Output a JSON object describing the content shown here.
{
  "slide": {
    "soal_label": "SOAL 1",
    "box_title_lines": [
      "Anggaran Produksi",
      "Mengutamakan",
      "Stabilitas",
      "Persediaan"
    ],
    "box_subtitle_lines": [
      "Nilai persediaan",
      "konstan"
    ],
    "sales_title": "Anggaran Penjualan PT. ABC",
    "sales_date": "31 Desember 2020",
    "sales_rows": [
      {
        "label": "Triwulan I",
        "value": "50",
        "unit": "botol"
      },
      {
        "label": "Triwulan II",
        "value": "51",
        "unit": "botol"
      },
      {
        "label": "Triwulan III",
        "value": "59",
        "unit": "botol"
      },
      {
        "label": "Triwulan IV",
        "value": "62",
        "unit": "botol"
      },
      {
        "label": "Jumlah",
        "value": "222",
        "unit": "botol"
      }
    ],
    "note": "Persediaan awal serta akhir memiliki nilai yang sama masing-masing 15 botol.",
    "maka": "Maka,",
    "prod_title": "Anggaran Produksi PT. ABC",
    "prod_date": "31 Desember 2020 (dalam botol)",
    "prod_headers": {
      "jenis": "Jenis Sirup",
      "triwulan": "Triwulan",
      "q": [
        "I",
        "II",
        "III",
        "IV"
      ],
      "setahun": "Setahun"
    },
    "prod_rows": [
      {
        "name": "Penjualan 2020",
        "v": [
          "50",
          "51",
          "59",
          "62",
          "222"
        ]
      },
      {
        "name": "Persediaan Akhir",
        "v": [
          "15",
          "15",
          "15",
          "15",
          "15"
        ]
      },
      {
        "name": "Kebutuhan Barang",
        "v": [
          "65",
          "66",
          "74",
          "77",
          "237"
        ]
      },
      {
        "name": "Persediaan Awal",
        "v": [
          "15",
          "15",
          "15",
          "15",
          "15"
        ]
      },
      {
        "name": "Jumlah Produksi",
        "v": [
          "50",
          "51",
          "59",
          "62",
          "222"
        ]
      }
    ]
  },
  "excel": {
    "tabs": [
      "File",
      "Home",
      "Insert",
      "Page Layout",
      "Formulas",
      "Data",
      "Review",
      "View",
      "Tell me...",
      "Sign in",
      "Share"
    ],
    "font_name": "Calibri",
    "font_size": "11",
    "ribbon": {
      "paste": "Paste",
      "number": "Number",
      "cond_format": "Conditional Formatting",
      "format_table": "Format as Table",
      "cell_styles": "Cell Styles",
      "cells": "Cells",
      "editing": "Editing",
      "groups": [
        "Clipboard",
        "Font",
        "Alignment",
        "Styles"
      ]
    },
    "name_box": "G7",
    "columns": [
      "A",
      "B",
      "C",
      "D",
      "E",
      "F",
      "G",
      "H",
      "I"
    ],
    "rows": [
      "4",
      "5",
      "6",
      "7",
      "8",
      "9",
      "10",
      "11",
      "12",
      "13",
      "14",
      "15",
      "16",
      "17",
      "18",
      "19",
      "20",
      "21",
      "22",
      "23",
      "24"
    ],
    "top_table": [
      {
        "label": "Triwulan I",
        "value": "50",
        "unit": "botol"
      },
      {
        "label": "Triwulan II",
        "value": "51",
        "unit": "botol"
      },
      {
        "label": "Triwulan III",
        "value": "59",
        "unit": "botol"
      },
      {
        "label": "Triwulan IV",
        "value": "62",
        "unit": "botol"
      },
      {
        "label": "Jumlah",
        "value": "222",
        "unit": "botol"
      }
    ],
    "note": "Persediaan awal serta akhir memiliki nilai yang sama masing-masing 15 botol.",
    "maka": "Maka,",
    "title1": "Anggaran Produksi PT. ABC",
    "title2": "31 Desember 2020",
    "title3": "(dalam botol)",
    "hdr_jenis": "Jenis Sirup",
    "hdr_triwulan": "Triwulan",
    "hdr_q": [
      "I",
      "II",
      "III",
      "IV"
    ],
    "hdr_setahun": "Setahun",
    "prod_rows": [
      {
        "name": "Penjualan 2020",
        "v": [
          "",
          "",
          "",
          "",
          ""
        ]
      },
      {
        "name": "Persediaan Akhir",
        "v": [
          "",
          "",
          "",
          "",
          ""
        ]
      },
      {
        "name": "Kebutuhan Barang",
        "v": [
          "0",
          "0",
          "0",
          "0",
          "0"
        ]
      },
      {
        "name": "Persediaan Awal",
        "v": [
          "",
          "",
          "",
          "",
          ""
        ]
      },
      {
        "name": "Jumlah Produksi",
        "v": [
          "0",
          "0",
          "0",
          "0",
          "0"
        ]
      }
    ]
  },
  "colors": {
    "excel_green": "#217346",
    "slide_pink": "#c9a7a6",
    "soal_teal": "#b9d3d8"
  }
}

**To do:**
Above are some records. Print them all exactly.

**Output for this task:**
Output a JSON object describing the content shown here.
{
  "slide": {
    "soal_label": "SOAL 1",
    "box_title_lines": [
      "Anggaran Produksi",
      "Mengutamakan",
      "Stabilitas",
      "Persediaan"
    ],
    "box_subtitle_lines": [
      "Nilai persediaan",
      "konstan"
    ],
    "sales_title": "Anggaran Penjualan PT. ABC",
    "sales_date": "31 Desember 2020",
    "sales_rows": [
      {
        "label": "Triwulan I",
        "value": "50",
        "unit": "botol"
      },
      {
        "label": "Triwulan II",
        "value": "51",
        "unit": "botol"
      },
      {
        "label": "Triwulan III",
        "value": "59",
        "unit": "botol"
      },
      {
        "label": "Triwulan IV",
        "value": "62",
        "unit": "botol"
      },
      {
        "label": "Jumlah",
        "value": "222",
        "unit": "botol"
      }
    ],
    "note": "Persediaan awal serta akhir memiliki nilai yang sama masing-masing 15 botol.",
    "maka": "Maka,",
    "prod_title": "Anggaran Produksi PT. ABC",
    "prod_date": "31 Desember 2020 (dalam botol)",
    "prod_headers": {
      "jenis": "Jenis Sirup",
      "triwulan": "Triwulan",
      "q": [
        "I",
        "II",
        "III",
        "IV"
      ],
      "setahun": "Setahun"
    },
    "prod_rows": [
      {
        "name": "Penjualan 2020",
        "v": [
          "50",
          "51",
          "59",
          "62",
          "222"
        ]
      },
      {
        "name": "Persediaan Akhir",
        "v": [
          "15",
          "15",
          "15",
          "15",
          "15"
        ]
      },
      {
        "name": "Kebutuhan Barang",
        "v": [
          "65",
          "66",
          "74",
          "77",
          "237"
        ]
      },
      {
        "name": "Persediaan Awal",
        "v": [
          "15",
          "15",
          "15",
          "15",
          "15"
        ]
      },
      {
        "name": "Jumlah Produksi",
        "v": [
          "50",
          "51",
          "59",
          "62",
          "222"
        ]
      }
    ]
  },
  "excel": {
    "tabs": [
      "File",
      "Home",
      "Insert",
      "Page Layout",
      "Formulas",
      "Data",
      "Review",
      "View",
      "Tell me...",
      "Sign in",
      "Share"
    ],
    "font_name": "Calibri",
    "font_size": "11",
    "ribbon": {
      "paste": "Paste",
      "number": "Number",
      "cond_format": "Conditional Formatting",
      "format_table": "Format as Table",
      "cell_styles": "Cell Styles",
      "cells": "Cells",
      "editing": "Editing",
      "groups": [
        "Clipboard",
        "Font",
        "Alignment",
        "Styles"
      ]
    },
    "name_box": "G7",
    "columns": [
      "A",
      "B",
      "C",
      "D",
      "E",
      "F",
      "G",
      "H",
      "I"
    ],
    "rows": [
      "4",
      "5",
      "6",
      "7",
      "8",
      "9",
      "10",
      "11",
      "12",
      "13",
      "14",
      "15",
      "16",
      "17",
      "18",
      "19",
      "20",
      "21",
      "22",
      "23",
      "24"
    ],
    "top_table": [
      {
        "label": "Triwulan I",
        "value": "50",
        "unit": "botol"
      },
      {
        "label": "Triwulan II",
        "value": "51",
        "unit": "botol"
      },
      {
        "label": "Triwulan III",
        "value": "59",
        "unit": "botol"
      },
      {
        "label": "Triwulan IV",
        "value": "62",
        "unit": "botol"
      },
      {
        "label": "Jumlah",
        "value": "222",
        "unit": "botol"
      }
    ],
    "note": "Persediaan awal serta akhir memiliki nilai yang sama masing-masing 15 botol.",
    "maka": "Maka,",
    "title1": "Anggaran Produksi PT. ABC",
    "title2": "31 Desember 2020",
    "title3": "(dalam botol)",
    "hdr_jenis": "Jenis Sirup",
    "hdr_triwulan": "Triwulan",
    "hdr_q": [
      "I",
      "II",
      "III",
      "IV"
    ],
    "hdr_setahun": "Setahun",
    "prod_rows": [
      {
        "name": "Penjualan 2020",
        "v": [
          "",
          "",
          "",
          "",
          ""
        ]
      },
      {
        "name": "Persediaan Akhir",
        "v": [
          "",
          "",
          "",
          "",
          ""
        ]
      },
      {
        "name": "Kebutuhan Barang",
        "v": [
          "0",
          "0",
          "0",
          "0",
          "0"
        ]
      },
      {
        "name": "Persediaan Awal",
        "v": [
          "",
          "",
          "",
          "",
          ""
        ]
      },
      {
        "name": "Jumlah Produksi",
        "v": [
          "0",
          "0",
          "0",
          "0",
          "0"
        ]
      }
    ]
  },
  "colors": {
    "excel_green": "#217346",
    "slide_pink": "#c9a7a6",
    "soal_teal": "#b9d3d8"
  }
}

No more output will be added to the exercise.